What to work on »
Check each line of the records for "frac"; collect those that have it.

[Source data]
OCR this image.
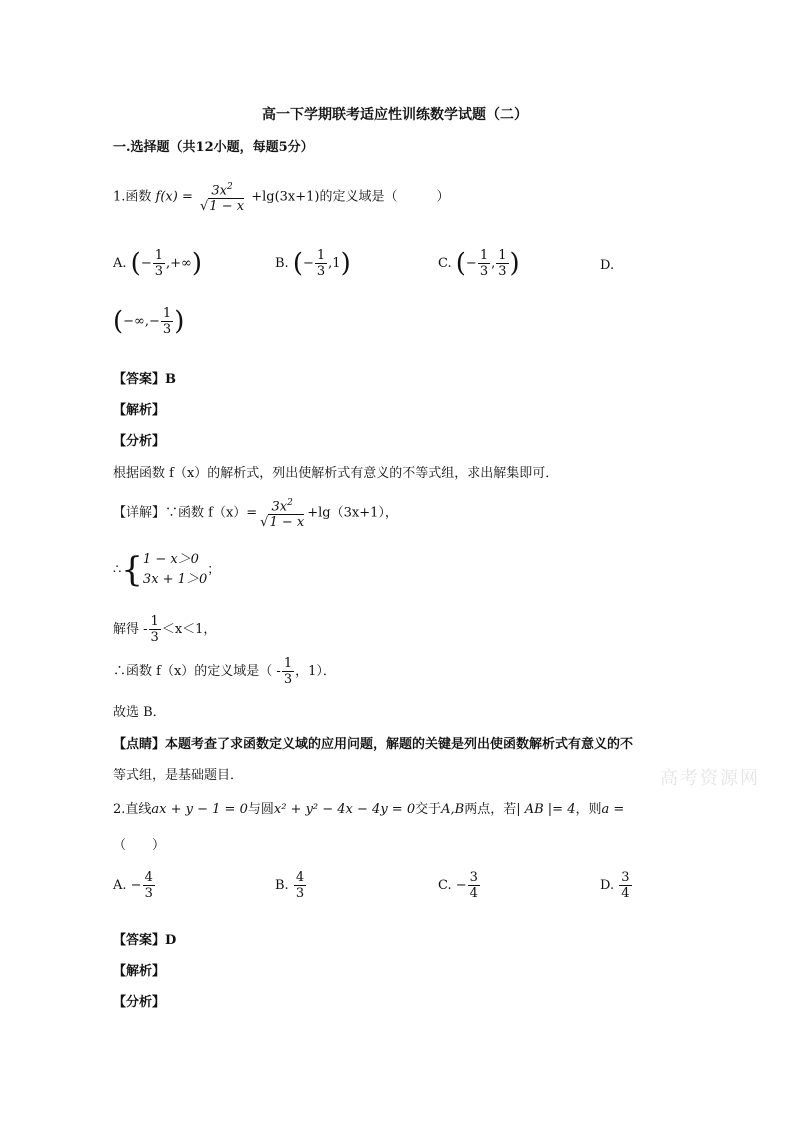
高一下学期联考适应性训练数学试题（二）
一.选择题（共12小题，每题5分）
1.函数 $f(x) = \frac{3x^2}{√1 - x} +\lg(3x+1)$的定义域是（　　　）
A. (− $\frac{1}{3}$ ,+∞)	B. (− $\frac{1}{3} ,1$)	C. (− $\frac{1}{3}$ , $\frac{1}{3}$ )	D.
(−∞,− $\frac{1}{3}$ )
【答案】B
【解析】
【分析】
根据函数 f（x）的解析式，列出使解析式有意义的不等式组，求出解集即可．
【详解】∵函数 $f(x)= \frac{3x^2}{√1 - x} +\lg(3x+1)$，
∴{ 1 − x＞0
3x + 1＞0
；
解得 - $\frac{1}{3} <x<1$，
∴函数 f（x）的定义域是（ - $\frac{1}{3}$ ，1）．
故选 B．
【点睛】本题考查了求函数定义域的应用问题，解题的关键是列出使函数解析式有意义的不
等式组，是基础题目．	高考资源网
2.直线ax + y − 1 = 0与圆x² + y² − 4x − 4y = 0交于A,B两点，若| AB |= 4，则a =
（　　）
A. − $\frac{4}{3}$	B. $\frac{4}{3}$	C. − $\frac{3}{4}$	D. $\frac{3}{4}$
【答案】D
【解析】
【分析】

Result »
1.函数 $f(x) = \frac{3x^2}{√1 - x} +\lg(3x+1)$的定义域是（　　　）
A. (− $\frac{1}{3}$ ,+∞)	B. (− $\frac{1}{3} ,1$)	C. (− $\frac{1}{3}$ , $\frac{1}{3}$ )	D.
(−∞,− $\frac{1}{3}$ )
【详解】∵函数 $f(x)= \frac{3x^2}{√1 - x} +\lg(3x+1)$，
解得 - $\frac{1}{3} <x<1$，
∴函数 f（x）的定义域是（ - $\frac{1}{3}$ ，1）．
A. − $\frac{4}{3}$	B. $\frac{4}{3}$	C. − $\frac{3}{4}$	D. $\frac{3}{4}$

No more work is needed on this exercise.